**Task prompt**
Leave out every picture, then transcribe the rest of the listing exactly.

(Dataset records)
——————————
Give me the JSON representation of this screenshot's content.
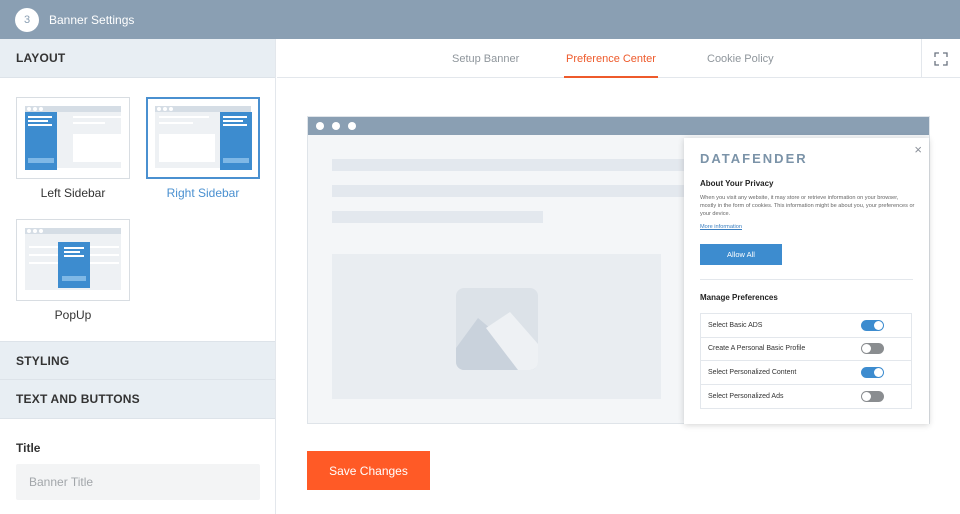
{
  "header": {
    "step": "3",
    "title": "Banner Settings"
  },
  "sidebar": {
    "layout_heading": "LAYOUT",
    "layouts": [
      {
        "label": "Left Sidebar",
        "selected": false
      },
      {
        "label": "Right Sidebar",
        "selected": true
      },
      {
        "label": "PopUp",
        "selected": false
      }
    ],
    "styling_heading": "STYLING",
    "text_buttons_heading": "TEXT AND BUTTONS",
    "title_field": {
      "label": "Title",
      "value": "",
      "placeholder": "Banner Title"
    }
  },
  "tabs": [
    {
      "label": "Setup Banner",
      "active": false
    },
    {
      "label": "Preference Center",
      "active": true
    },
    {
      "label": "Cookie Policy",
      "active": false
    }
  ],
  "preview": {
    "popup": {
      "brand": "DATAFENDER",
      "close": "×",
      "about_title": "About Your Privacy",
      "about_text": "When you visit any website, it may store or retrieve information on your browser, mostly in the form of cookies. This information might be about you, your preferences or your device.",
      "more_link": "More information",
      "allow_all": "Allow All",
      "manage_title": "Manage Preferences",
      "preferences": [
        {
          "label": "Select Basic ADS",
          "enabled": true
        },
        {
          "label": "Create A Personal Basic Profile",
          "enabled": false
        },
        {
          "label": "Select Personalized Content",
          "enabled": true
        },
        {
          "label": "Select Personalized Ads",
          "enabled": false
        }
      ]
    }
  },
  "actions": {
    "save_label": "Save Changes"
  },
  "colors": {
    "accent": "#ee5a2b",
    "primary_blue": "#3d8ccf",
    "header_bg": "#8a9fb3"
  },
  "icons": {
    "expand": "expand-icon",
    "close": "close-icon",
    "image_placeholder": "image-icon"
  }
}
——————————
**Expected answer**
Give me the JSON representation of this screenshot's content.
{
  "header": {
    "step": "3",
    "title": "Banner Settings"
  },
  "sidebar": {
    "layout_heading": "LAYOUT",
    "layouts": [
      {
        "label": "Left Sidebar",
        "selected": false
      },
      {
        "label": "Right Sidebar",
        "selected": true
      },
      {
        "label": "PopUp",
        "selected": false
      }
    ],
    "styling_heading": "STYLING",
    "text_buttons_heading": "TEXT AND BUTTONS",
    "title_field": {
      "label": "Title",
      "value": "",
      "placeholder": "Banner Title"
    }
  },
  "tabs": [
    {
      "label": "Setup Banner",
      "active": false
    },
    {
      "label": "Preference Center",
      "active": true
    },
    {
      "label": "Cookie Policy",
      "active": false
    }
  ],
  "preview": {
    "popup": {
      "brand": "DATAFENDER",
      "close": "×",
      "about_title": "About Your Privacy",
      "about_text": "When you visit any website, it may store or retrieve information on your browser, mostly in the form of cookies. This information might be about you, your preferences or your device.",
      "more_link": "More information",
      "allow_all": "Allow All",
      "manage_title": "Manage Preferences",
      "preferences": [
        {
          "label": "Select Basic ADS",
          "enabled": true
        },
        {
          "label": "Create A Personal Basic Profile",
          "enabled": false
        },
        {
          "label": "Select Personalized Content",
          "enabled": true
        },
        {
          "label": "Select Personalized Ads",
          "enabled": false
        }
      ]
    }
  },
  "actions": {
    "save_label": "Save Changes"
  },
  "colors": {
    "accent": "#ee5a2b",
    "primary_blue": "#3d8ccf",
    "header_bg": "#8a9fb3"
  },
  "icons": {
    "expand": "expand-icon",
    "close": "close-icon",
    "image_placeholder": "image-icon"
  }
}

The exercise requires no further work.